AIM OF THE TASK: Find every line with the string "Registry" in it, count them, and reply with that count only.

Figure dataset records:
****************************************

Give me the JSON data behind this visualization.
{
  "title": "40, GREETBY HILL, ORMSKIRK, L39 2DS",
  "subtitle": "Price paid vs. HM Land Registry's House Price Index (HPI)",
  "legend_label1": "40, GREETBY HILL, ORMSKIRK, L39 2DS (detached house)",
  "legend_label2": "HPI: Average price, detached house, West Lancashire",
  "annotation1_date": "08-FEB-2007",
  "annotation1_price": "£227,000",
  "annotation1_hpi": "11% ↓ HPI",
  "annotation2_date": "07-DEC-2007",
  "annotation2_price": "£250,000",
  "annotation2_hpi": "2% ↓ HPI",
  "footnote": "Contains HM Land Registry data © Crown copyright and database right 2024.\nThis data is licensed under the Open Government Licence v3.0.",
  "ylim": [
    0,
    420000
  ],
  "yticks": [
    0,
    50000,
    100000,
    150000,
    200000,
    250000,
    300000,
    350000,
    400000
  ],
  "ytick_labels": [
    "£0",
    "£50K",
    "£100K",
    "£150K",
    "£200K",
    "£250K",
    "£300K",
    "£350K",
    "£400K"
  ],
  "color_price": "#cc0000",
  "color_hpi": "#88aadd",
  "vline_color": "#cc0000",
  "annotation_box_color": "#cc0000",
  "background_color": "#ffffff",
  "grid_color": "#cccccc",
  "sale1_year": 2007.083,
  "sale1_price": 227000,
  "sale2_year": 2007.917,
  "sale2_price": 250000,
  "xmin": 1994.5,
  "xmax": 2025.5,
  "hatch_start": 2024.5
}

****************************************

TASK RESPONSE: 2